## The task
Pictures should be excluded; otherwise, copy every entry exactly.

Dataset listings of figures
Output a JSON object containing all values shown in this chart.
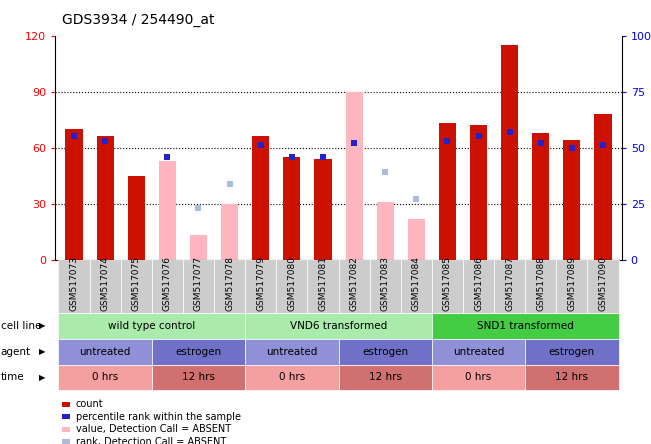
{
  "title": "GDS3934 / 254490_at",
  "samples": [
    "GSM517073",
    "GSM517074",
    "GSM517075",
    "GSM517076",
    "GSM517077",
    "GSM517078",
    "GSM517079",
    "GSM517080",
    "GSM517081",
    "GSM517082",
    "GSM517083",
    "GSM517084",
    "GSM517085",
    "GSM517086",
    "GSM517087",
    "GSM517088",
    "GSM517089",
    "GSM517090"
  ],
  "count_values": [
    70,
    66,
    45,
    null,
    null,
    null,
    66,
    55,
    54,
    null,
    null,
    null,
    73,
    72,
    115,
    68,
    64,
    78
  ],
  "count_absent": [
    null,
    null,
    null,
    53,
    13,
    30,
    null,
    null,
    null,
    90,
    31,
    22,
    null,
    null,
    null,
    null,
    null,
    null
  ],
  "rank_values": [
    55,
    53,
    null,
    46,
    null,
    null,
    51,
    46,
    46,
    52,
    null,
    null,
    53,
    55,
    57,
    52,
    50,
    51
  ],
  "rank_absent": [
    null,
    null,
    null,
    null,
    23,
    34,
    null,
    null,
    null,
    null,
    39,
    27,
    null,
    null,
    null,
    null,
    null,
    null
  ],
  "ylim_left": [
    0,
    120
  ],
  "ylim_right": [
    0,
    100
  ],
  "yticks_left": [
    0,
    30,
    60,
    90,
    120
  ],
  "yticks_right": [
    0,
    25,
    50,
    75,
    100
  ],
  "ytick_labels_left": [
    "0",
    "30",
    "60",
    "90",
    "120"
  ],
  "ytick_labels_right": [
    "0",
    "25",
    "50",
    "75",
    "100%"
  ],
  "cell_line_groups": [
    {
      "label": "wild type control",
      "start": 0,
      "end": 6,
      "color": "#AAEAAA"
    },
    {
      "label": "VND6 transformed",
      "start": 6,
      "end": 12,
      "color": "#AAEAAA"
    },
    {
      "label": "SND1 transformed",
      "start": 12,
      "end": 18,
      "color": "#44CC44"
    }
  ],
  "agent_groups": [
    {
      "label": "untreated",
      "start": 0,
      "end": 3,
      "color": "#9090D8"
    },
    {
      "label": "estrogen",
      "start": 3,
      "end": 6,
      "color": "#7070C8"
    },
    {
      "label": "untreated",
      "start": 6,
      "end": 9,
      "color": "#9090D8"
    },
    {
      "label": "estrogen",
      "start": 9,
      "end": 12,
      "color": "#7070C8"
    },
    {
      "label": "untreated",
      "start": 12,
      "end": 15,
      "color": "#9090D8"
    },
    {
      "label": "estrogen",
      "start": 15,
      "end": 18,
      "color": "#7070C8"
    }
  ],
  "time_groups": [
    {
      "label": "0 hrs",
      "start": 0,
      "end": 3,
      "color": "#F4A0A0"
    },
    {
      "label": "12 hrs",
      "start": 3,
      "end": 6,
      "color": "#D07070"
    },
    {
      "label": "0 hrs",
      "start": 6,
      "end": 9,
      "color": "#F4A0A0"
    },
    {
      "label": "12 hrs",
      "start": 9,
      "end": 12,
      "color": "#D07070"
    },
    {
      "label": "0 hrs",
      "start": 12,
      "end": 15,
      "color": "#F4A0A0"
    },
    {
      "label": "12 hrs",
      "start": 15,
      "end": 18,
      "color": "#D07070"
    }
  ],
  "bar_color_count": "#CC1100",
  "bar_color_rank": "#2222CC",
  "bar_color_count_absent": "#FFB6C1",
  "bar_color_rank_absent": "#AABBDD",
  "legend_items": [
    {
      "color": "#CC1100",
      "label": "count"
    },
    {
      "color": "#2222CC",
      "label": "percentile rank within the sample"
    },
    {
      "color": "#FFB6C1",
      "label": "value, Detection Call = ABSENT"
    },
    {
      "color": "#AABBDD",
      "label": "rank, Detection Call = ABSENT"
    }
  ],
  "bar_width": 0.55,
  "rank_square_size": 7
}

## Answer to this exercise
Output a JSON object containing all values shown in this chart.
{
  "title": "GDS3934 / 254490_at",
  "samples": [
    "GSM517073",
    "GSM517074",
    "GSM517075",
    "GSM517076",
    "GSM517077",
    "GSM517078",
    "GSM517079",
    "GSM517080",
    "GSM517081",
    "GSM517082",
    "GSM517083",
    "GSM517084",
    "GSM517085",
    "GSM517086",
    "GSM517087",
    "GSM517088",
    "GSM517089",
    "GSM517090"
  ],
  "count_values": [
    70,
    66,
    45,
    null,
    null,
    null,
    66,
    55,
    54,
    null,
    null,
    null,
    73,
    72,
    115,
    68,
    64,
    78
  ],
  "count_absent": [
    null,
    null,
    null,
    53,
    13,
    30,
    null,
    null,
    null,
    90,
    31,
    22,
    null,
    null,
    null,
    null,
    null,
    null
  ],
  "rank_values": [
    55,
    53,
    null,
    46,
    null,
    null,
    51,
    46,
    46,
    52,
    null,
    null,
    53,
    55,
    57,
    52,
    50,
    51
  ],
  "rank_absent": [
    null,
    null,
    null,
    null,
    23,
    34,
    null,
    null,
    null,
    null,
    39,
    27,
    null,
    null,
    null,
    null,
    null,
    null
  ],
  "ylim_left": [
    0,
    120
  ],
  "ylim_right": [
    0,
    100
  ],
  "yticks_left": [
    0,
    30,
    60,
    90,
    120
  ],
  "yticks_right": [
    0,
    25,
    50,
    75,
    100
  ],
  "ytick_labels_left": [
    "0",
    "30",
    "60",
    "90",
    "120"
  ],
  "ytick_labels_right": [
    "0",
    "25",
    "50",
    "75",
    "100%"
  ],
  "cell_line_groups": [
    {
      "label": "wild type control",
      "start": 0,
      "end": 6,
      "color": "#AAEAAA"
    },
    {
      "label": "VND6 transformed",
      "start": 6,
      "end": 12,
      "color": "#AAEAAA"
    },
    {
      "label": "SND1 transformed",
      "start": 12,
      "end": 18,
      "color": "#44CC44"
    }
  ],
  "agent_groups": [
    {
      "label": "untreated",
      "start": 0,
      "end": 3,
      "color": "#9090D8"
    },
    {
      "label": "estrogen",
      "start": 3,
      "end": 6,
      "color": "#7070C8"
    },
    {
      "label": "untreated",
      "start": 6,
      "end": 9,
      "color": "#9090D8"
    },
    {
      "label": "estrogen",
      "start": 9,
      "end": 12,
      "color": "#7070C8"
    },
    {
      "label": "untreated",
      "start": 12,
      "end": 15,
      "color": "#9090D8"
    },
    {
      "label": "estrogen",
      "start": 15,
      "end": 18,
      "color": "#7070C8"
    }
  ],
  "time_groups": [
    {
      "label": "0 hrs",
      "start": 0,
      "end": 3,
      "color": "#F4A0A0"
    },
    {
      "label": "12 hrs",
      "start": 3,
      "end": 6,
      "color": "#D07070"
    },
    {
      "label": "0 hrs",
      "start": 6,
      "end": 9,
      "color": "#F4A0A0"
    },
    {
      "label": "12 hrs",
      "start": 9,
      "end": 12,
      "color": "#D07070"
    },
    {
      "label": "0 hrs",
      "start": 12,
      "end": 15,
      "color": "#F4A0A0"
    },
    {
      "label": "12 hrs",
      "start": 15,
      "end": 18,
      "color": "#D07070"
    }
  ],
  "bar_color_count": "#CC1100",
  "bar_color_rank": "#2222CC",
  "bar_color_count_absent": "#FFB6C1",
  "bar_color_rank_absent": "#AABBDD",
  "legend_items": [
    {
      "color": "#CC1100",
      "label": "count"
    },
    {
      "color": "#2222CC",
      "label": "percentile rank within the sample"
    },
    {
      "color": "#FFB6C1",
      "label": "value, Detection Call = ABSENT"
    },
    {
      "color": "#AABBDD",
      "label": "rank, Detection Call = ABSENT"
    }
  ],
  "bar_width": 0.55,
  "rank_square_size": 7
}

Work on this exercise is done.